Given task: Reproduce all entries precisely as they are written.

Listed records:
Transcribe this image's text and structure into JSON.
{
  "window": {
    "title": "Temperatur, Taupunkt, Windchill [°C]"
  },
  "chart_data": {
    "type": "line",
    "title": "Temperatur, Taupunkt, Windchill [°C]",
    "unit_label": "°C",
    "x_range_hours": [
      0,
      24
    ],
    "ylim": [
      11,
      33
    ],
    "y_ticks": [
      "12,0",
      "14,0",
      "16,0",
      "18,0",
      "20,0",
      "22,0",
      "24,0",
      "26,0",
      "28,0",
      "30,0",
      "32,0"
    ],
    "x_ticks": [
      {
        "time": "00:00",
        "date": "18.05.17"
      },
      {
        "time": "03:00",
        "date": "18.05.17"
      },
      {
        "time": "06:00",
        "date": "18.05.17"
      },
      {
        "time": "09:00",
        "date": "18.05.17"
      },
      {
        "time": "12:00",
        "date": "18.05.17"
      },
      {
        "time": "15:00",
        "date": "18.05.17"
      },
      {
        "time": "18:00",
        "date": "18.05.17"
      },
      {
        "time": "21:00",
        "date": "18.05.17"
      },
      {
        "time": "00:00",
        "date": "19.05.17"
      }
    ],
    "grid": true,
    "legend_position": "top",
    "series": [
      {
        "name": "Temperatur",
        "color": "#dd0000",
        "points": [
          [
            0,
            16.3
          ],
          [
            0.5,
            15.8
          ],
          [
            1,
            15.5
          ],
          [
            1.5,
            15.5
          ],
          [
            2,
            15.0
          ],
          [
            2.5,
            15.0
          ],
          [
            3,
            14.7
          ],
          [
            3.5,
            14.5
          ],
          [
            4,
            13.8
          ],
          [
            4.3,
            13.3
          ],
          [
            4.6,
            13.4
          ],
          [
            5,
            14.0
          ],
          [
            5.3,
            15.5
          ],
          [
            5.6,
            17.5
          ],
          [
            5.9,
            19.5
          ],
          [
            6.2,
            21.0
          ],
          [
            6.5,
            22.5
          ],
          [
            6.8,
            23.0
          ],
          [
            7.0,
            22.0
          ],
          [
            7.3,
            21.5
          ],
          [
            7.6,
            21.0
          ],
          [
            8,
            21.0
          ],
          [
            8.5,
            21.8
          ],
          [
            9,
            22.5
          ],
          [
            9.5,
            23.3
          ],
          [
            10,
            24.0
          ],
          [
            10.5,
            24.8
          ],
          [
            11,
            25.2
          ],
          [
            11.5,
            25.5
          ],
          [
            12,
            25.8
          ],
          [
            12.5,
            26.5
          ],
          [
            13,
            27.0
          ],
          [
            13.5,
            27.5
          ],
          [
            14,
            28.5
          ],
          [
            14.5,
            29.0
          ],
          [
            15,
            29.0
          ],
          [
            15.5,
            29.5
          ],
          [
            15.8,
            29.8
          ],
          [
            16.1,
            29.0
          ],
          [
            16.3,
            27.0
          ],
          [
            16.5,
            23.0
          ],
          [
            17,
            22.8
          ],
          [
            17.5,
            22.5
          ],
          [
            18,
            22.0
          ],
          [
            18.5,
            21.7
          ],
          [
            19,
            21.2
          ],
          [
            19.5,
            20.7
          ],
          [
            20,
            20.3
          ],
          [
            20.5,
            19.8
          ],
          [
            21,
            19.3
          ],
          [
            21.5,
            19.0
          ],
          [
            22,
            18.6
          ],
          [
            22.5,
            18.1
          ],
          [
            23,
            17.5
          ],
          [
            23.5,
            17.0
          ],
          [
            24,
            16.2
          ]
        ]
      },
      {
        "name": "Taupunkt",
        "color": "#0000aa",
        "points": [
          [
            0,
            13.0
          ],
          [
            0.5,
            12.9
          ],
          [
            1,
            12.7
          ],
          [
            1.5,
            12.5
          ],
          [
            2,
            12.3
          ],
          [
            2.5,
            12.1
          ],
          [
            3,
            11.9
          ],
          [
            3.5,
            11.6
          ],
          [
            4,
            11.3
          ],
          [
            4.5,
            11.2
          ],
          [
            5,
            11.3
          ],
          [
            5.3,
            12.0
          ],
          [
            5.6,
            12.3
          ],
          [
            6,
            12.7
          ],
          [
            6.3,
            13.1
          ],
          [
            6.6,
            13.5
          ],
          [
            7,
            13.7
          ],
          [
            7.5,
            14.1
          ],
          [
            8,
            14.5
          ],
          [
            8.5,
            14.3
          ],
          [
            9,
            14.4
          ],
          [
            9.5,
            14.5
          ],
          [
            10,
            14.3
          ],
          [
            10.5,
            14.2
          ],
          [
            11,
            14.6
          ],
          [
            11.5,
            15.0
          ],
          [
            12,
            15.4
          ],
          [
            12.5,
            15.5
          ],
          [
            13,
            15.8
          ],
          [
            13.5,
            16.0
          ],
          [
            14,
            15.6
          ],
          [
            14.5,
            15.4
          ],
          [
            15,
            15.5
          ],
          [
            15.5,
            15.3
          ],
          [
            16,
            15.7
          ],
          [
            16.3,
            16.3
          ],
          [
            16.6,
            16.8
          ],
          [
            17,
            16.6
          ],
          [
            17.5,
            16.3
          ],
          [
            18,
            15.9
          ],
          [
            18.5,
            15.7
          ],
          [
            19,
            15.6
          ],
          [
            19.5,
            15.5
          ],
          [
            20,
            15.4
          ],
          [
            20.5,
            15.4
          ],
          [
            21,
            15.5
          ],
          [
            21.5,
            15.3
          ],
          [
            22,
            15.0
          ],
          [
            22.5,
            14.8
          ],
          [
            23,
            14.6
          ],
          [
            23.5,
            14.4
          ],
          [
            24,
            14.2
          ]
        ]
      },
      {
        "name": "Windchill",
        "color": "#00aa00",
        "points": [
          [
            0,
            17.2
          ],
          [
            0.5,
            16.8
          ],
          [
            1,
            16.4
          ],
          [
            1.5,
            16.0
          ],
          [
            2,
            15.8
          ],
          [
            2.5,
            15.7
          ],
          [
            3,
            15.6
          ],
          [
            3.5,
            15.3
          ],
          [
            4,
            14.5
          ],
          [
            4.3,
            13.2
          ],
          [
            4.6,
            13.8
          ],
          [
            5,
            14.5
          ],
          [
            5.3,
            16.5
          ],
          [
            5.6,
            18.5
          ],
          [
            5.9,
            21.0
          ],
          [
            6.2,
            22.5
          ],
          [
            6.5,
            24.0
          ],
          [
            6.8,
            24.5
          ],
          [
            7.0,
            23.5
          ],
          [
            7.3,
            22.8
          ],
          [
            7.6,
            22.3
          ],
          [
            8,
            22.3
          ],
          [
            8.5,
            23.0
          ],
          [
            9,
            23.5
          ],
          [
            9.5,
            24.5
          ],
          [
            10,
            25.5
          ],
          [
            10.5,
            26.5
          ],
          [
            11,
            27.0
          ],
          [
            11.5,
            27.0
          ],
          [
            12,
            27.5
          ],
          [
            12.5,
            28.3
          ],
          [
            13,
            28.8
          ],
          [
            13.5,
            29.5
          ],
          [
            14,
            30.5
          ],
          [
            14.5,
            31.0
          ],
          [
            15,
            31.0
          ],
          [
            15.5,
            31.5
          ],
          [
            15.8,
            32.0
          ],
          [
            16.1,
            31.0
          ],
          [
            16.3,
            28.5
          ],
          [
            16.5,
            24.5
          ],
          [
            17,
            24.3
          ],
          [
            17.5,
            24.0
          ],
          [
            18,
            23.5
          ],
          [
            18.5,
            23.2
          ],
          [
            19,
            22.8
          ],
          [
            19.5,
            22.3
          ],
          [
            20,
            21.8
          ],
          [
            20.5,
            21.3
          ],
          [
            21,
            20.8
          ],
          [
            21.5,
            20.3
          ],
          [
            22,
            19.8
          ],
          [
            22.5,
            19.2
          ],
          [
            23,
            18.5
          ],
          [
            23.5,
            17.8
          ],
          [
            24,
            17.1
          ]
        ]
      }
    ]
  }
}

Final result:
Transcribe this image's text and structure into JSON.
{
  "window": {
    "title": "Temperatur, Taupunkt, Windchill [°C]"
  },
  "chart_data": {
    "type": "line",
    "title": "Temperatur, Taupunkt, Windchill [°C]",
    "unit_label": "°C",
    "x_range_hours": [
      0,
      24
    ],
    "ylim": [
      11,
      33
    ],
    "y_ticks": [
      "12,0",
      "14,0",
      "16,0",
      "18,0",
      "20,0",
      "22,0",
      "24,0",
      "26,0",
      "28,0",
      "30,0",
      "32,0"
    ],
    "x_ticks": [
      {
        "time": "00:00",
        "date": "18.05.17"
      },
      {
        "time": "03:00",
        "date": "18.05.17"
      },
      {
        "time": "06:00",
        "date": "18.05.17"
      },
      {
        "time": "09:00",
        "date": "18.05.17"
      },
      {
        "time": "12:00",
        "date": "18.05.17"
      },
      {
        "time": "15:00",
        "date": "18.05.17"
      },
      {
        "time": "18:00",
        "date": "18.05.17"
      },
      {
        "time": "21:00",
        "date": "18.05.17"
      },
      {
        "time": "00:00",
        "date": "19.05.17"
      }
    ],
    "grid": true,
    "legend_position": "top",
    "series": [
      {
        "name": "Temperatur",
        "color": "#dd0000",
        "points": [
          [
            0,
            16.3
          ],
          [
            0.5,
            15.8
          ],
          [
            1,
            15.5
          ],
          [
            1.5,
            15.5
          ],
          [
            2,
            15.0
          ],
          [
            2.5,
            15.0
          ],
          [
            3,
            14.7
          ],
          [
            3.5,
            14.5
          ],
          [
            4,
            13.8
          ],
          [
            4.3,
            13.3
          ],
          [
            4.6,
            13.4
          ],
          [
            5,
            14.0
          ],
          [
            5.3,
            15.5
          ],
          [
            5.6,
            17.5
          ],
          [
            5.9,
            19.5
          ],
          [
            6.2,
            21.0
          ],
          [
            6.5,
            22.5
          ],
          [
            6.8,
            23.0
          ],
          [
            7.0,
            22.0
          ],
          [
            7.3,
            21.5
          ],
          [
            7.6,
            21.0
          ],
          [
            8,
            21.0
          ],
          [
            8.5,
            21.8
          ],
          [
            9,
            22.5
          ],
          [
            9.5,
            23.3
          ],
          [
            10,
            24.0
          ],
          [
            10.5,
            24.8
          ],
          [
            11,
            25.2
          ],
          [
            11.5,
            25.5
          ],
          [
            12,
            25.8
          ],
          [
            12.5,
            26.5
          ],
          [
            13,
            27.0
          ],
          [
            13.5,
            27.5
          ],
          [
            14,
            28.5
          ],
          [
            14.5,
            29.0
          ],
          [
            15,
            29.0
          ],
          [
            15.5,
            29.5
          ],
          [
            15.8,
            29.8
          ],
          [
            16.1,
            29.0
          ],
          [
            16.3,
            27.0
          ],
          [
            16.5,
            23.0
          ],
          [
            17,
            22.8
          ],
          [
            17.5,
            22.5
          ],
          [
            18,
            22.0
          ],
          [
            18.5,
            21.7
          ],
          [
            19,
            21.2
          ],
          [
            19.5,
            20.7
          ],
          [
            20,
            20.3
          ],
          [
            20.5,
            19.8
          ],
          [
            21,
            19.3
          ],
          [
            21.5,
            19.0
          ],
          [
            22,
            18.6
          ],
          [
            22.5,
            18.1
          ],
          [
            23,
            17.5
          ],
          [
            23.5,
            17.0
          ],
          [
            24,
            16.2
          ]
        ]
      },
      {
        "name": "Taupunkt",
        "color": "#0000aa",
        "points": [
          [
            0,
            13.0
          ],
          [
            0.5,
            12.9
          ],
          [
            1,
            12.7
          ],
          [
            1.5,
            12.5
          ],
          [
            2,
            12.3
          ],
          [
            2.5,
            12.1
          ],
          [
            3,
            11.9
          ],
          [
            3.5,
            11.6
          ],
          [
            4,
            11.3
          ],
          [
            4.5,
            11.2
          ],
          [
            5,
            11.3
          ],
          [
            5.3,
            12.0
          ],
          [
            5.6,
            12.3
          ],
          [
            6,
            12.7
          ],
          [
            6.3,
            13.1
          ],
          [
            6.6,
            13.5
          ],
          [
            7,
            13.7
          ],
          [
            7.5,
            14.1
          ],
          [
            8,
            14.5
          ],
          [
            8.5,
            14.3
          ],
          [
            9,
            14.4
          ],
          [
            9.5,
            14.5
          ],
          [
            10,
            14.3
          ],
          [
            10.5,
            14.2
          ],
          [
            11,
            14.6
          ],
          [
            11.5,
            15.0
          ],
          [
            12,
            15.4
          ],
          [
            12.5,
            15.5
          ],
          [
            13,
            15.8
          ],
          [
            13.5,
            16.0
          ],
          [
            14,
            15.6
          ],
          [
            14.5,
            15.4
          ],
          [
            15,
            15.5
          ],
          [
            15.5,
            15.3
          ],
          [
            16,
            15.7
          ],
          [
            16.3,
            16.3
          ],
          [
            16.6,
            16.8
          ],
          [
            17,
            16.6
          ],
          [
            17.5,
            16.3
          ],
          [
            18,
            15.9
          ],
          [
            18.5,
            15.7
          ],
          [
            19,
            15.6
          ],
          [
            19.5,
            15.5
          ],
          [
            20,
            15.4
          ],
          [
            20.5,
            15.4
          ],
          [
            21,
            15.5
          ],
          [
            21.5,
            15.3
          ],
          [
            22,
            15.0
          ],
          [
            22.5,
            14.8
          ],
          [
            23,
            14.6
          ],
          [
            23.5,
            14.4
          ],
          [
            24,
            14.2
          ]
        ]
      },
      {
        "name": "Windchill",
        "color": "#00aa00",
        "points": [
          [
            0,
            17.2
          ],
          [
            0.5,
            16.8
          ],
          [
            1,
            16.4
          ],
          [
            1.5,
            16.0
          ],
          [
            2,
            15.8
          ],
          [
            2.5,
            15.7
          ],
          [
            3,
            15.6
          ],
          [
            3.5,
            15.3
          ],
          [
            4,
            14.5
          ],
          [
            4.3,
            13.2
          ],
          [
            4.6,
            13.8
          ],
          [
            5,
            14.5
          ],
          [
            5.3,
            16.5
          ],
          [
            5.6,
            18.5
          ],
          [
            5.9,
            21.0
          ],
          [
            6.2,
            22.5
          ],
          [
            6.5,
            24.0
          ],
          [
            6.8,
            24.5
          ],
          [
            7.0,
            23.5
          ],
          [
            7.3,
            22.8
          ],
          [
            7.6,
            22.3
          ],
          [
            8,
            22.3
          ],
          [
            8.5,
            23.0
          ],
          [
            9,
            23.5
          ],
          [
            9.5,
            24.5
          ],
          [
            10,
            25.5
          ],
          [
            10.5,
            26.5
          ],
          [
            11,
            27.0
          ],
          [
            11.5,
            27.0
          ],
          [
            12,
            27.5
          ],
          [
            12.5,
            28.3
          ],
          [
            13,
            28.8
          ],
          [
            13.5,
            29.5
          ],
          [
            14,
            30.5
          ],
          [
            14.5,
            31.0
          ],
          [
            15,
            31.0
          ],
          [
            15.5,
            31.5
          ],
          [
            15.8,
            32.0
          ],
          [
            16.1,
            31.0
          ],
          [
            16.3,
            28.5
          ],
          [
            16.5,
            24.5
          ],
          [
            17,
            24.3
          ],
          [
            17.5,
            24.0
          ],
          [
            18,
            23.5
          ],
          [
            18.5,
            23.2
          ],
          [
            19,
            22.8
          ],
          [
            19.5,
            22.3
          ],
          [
            20,
            21.8
          ],
          [
            20.5,
            21.3
          ],
          [
            21,
            20.8
          ],
          [
            21.5,
            20.3
          ],
          [
            22,
            19.8
          ],
          [
            22.5,
            19.2
          ],
          [
            23,
            18.5
          ],
          [
            23.5,
            17.8
          ],
          [
            24,
            17.1
          ]
        ]
      }
    ]
  }
}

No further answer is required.